■ The task:
Each line in the entries below that holds the string "период" is to be listed.

■ Input records:

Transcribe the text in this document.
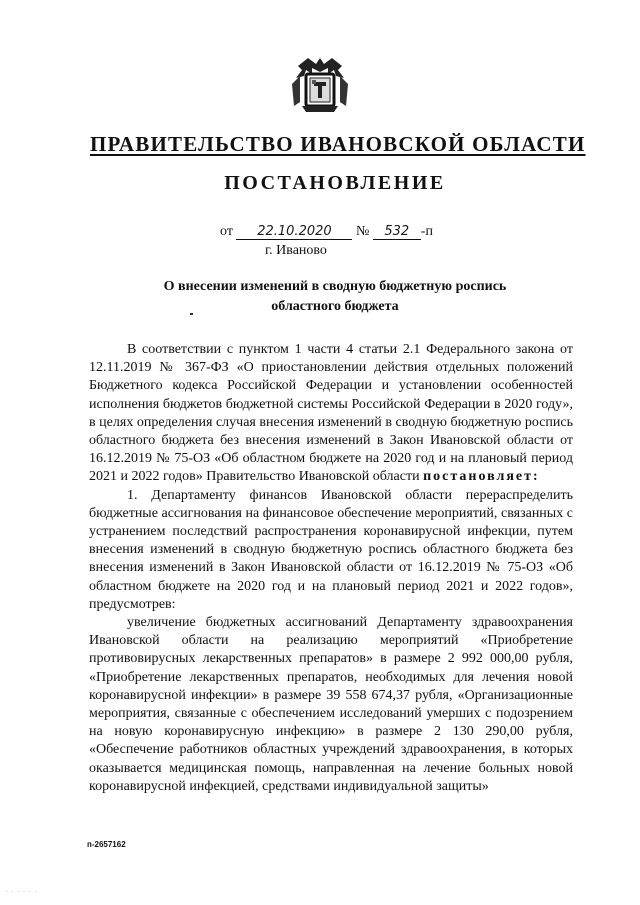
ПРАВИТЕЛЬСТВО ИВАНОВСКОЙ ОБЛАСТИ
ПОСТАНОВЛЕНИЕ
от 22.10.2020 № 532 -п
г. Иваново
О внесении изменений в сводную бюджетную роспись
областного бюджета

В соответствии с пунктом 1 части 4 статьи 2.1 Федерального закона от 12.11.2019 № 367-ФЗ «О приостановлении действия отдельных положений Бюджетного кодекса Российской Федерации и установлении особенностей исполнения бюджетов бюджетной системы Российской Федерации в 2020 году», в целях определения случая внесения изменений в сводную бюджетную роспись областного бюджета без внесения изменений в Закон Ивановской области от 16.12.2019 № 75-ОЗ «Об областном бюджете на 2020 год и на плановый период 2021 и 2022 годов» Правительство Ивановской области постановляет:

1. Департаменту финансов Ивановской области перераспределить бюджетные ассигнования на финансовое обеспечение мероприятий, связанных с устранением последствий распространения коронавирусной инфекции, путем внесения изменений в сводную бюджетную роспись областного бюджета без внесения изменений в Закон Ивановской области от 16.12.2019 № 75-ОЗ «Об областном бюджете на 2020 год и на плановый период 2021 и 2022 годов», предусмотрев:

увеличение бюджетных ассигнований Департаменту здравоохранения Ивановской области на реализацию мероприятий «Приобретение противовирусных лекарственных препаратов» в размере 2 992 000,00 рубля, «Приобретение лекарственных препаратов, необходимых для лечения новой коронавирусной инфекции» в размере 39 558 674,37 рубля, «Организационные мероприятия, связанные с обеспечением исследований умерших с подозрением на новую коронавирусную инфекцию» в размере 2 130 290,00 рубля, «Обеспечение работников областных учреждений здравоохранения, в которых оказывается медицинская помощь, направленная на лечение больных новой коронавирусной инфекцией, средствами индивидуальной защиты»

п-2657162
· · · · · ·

---

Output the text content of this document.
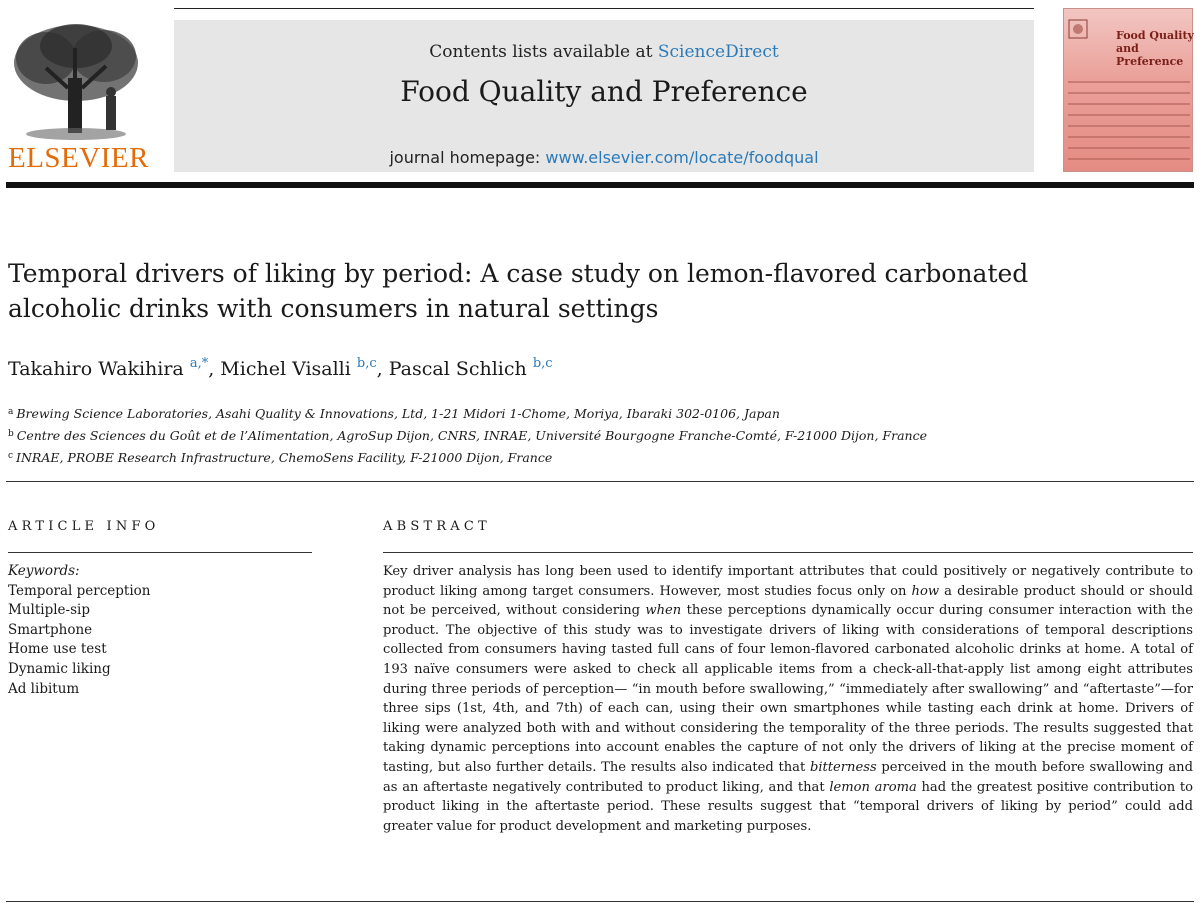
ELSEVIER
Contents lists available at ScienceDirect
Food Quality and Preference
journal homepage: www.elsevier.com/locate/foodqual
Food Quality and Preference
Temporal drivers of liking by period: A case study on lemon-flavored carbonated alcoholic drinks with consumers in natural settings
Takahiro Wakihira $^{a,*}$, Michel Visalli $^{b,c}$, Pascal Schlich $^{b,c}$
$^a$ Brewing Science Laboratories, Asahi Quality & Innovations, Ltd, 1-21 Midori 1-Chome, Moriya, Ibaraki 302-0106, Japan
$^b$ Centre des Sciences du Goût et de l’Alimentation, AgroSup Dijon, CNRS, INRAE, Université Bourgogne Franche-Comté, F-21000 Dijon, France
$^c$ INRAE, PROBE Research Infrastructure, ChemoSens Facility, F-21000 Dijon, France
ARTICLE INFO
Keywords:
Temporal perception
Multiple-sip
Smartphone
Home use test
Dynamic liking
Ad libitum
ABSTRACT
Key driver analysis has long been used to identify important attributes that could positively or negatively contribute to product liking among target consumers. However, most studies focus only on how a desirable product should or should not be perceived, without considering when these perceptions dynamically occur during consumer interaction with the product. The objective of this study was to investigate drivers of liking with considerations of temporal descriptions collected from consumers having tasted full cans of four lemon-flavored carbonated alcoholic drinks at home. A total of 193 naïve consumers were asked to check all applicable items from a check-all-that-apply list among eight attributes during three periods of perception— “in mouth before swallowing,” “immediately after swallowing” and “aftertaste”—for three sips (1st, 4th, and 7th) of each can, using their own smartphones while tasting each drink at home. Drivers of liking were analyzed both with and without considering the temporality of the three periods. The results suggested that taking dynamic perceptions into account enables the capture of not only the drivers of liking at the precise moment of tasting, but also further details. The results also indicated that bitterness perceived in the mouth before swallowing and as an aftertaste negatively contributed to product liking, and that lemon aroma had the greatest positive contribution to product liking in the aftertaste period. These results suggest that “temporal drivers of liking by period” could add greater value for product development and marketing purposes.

* * *

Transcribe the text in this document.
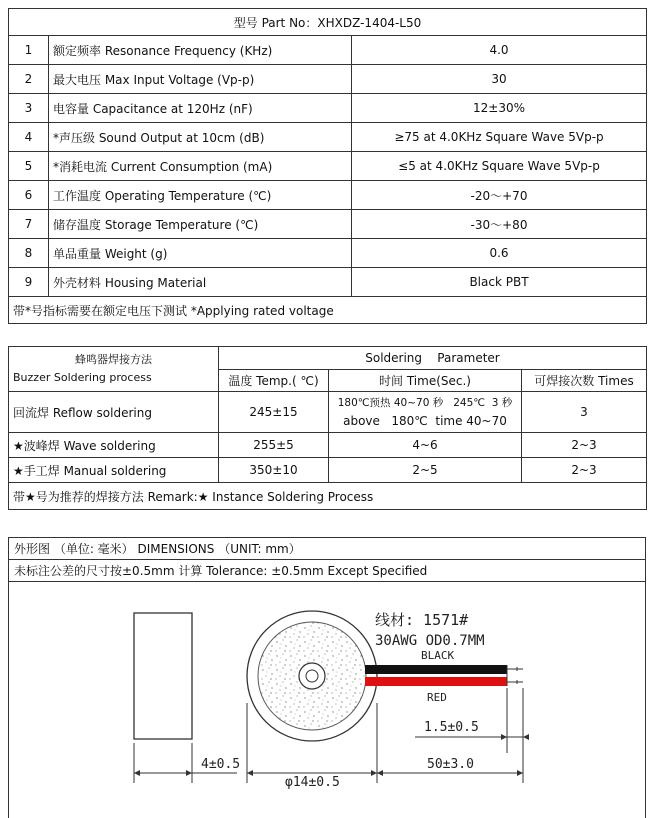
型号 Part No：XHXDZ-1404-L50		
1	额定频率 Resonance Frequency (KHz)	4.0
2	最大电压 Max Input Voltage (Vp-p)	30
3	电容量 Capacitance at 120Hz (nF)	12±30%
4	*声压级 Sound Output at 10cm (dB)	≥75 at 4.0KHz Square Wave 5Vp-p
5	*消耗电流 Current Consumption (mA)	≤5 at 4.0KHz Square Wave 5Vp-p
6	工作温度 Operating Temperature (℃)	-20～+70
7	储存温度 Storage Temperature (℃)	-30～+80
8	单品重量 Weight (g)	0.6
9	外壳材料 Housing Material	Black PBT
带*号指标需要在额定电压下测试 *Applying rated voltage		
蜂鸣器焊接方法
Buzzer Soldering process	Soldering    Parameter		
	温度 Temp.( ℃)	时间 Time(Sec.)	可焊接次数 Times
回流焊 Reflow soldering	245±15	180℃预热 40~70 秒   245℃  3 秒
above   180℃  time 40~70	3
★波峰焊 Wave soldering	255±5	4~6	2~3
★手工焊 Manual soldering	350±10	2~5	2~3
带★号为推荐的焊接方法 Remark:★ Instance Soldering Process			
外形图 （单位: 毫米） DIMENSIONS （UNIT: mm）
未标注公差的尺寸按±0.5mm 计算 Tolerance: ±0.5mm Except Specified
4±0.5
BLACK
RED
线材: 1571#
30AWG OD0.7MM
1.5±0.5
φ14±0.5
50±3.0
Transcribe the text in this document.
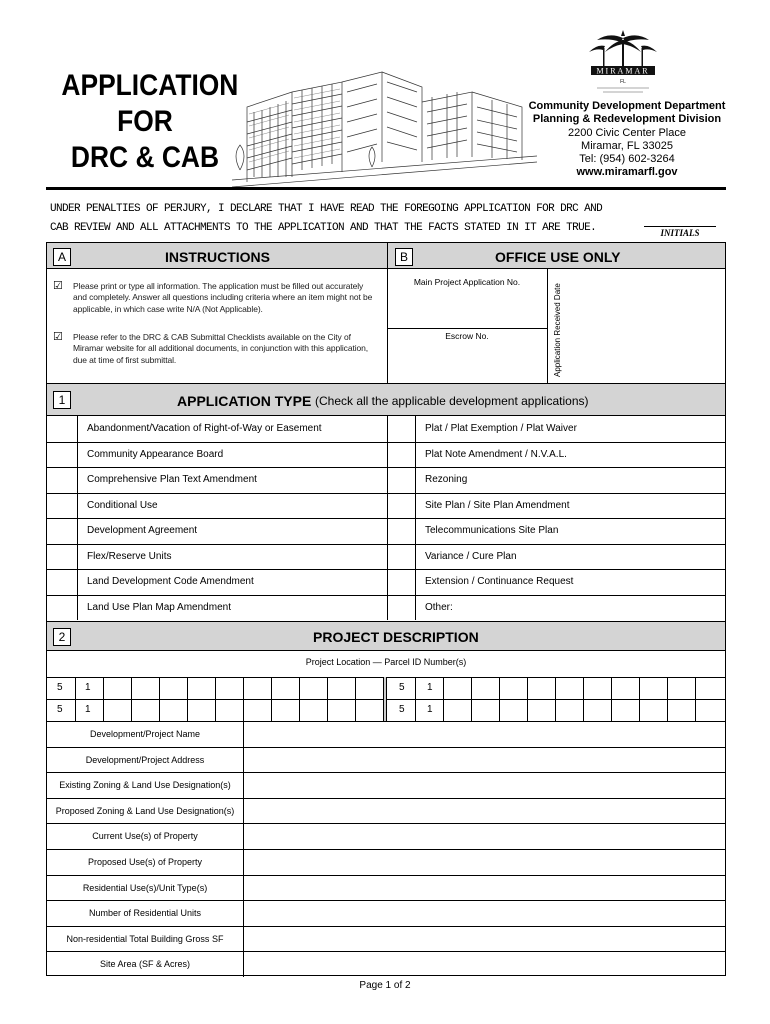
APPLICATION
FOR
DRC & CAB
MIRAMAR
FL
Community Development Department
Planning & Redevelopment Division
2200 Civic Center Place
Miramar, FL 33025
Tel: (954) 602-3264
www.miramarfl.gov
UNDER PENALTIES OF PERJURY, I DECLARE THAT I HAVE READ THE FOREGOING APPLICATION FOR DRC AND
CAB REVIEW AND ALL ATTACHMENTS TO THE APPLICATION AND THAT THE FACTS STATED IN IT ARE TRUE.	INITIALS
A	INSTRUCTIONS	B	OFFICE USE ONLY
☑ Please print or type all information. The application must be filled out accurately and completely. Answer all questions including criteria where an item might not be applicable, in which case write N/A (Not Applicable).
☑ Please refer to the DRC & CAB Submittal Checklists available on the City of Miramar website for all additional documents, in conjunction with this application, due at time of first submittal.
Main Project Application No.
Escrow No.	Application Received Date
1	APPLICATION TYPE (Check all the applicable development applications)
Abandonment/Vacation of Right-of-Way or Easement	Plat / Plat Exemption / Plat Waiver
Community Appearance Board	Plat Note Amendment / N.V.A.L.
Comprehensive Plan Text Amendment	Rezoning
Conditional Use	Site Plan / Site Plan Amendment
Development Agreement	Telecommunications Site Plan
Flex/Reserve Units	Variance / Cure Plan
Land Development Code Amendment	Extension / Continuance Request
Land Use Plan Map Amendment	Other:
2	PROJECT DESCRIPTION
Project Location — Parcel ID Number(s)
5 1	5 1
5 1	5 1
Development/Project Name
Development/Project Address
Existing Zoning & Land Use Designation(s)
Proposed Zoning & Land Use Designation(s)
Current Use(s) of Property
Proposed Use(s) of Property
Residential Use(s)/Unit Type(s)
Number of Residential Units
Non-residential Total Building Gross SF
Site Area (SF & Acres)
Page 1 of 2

■ Output for this exercise:
В соответствии с пунктом 1 части 4 статьи 2.1 Федерального закона от 12.11.2019 № 367-ФЗ «О приостановлении действия отдельных положений Бюджетного кодекса Российской Федерации и установлении особенностей исполнения бюджетов бюджетной системы Российской Федерации в 2020 году», в целях определения случая внесения изменений в сводную бюджетную роспись областного бюджета без внесения изменений в Закон Ивановской области от 16.12.2019 № 75-ОЗ «Об областном бюджете на 2020 год и на плановый период 2021 и 2022 годов» Правительство Ивановской области постановляет:
1. Департаменту финансов Ивановской области перераспределить бюджетные ассигнования на финансовое обеспечение мероприятий, связанных с устранением последствий распространения коронавирусной инфекции, путем внесения изменений в сводную бюджетную роспись областного бюджета без внесения изменений в Закон Ивановской области от 16.12.2019 № 75-ОЗ «Об областном бюджете на 2020 год и на плановый период 2021 и 2022 годов», предусмотрев:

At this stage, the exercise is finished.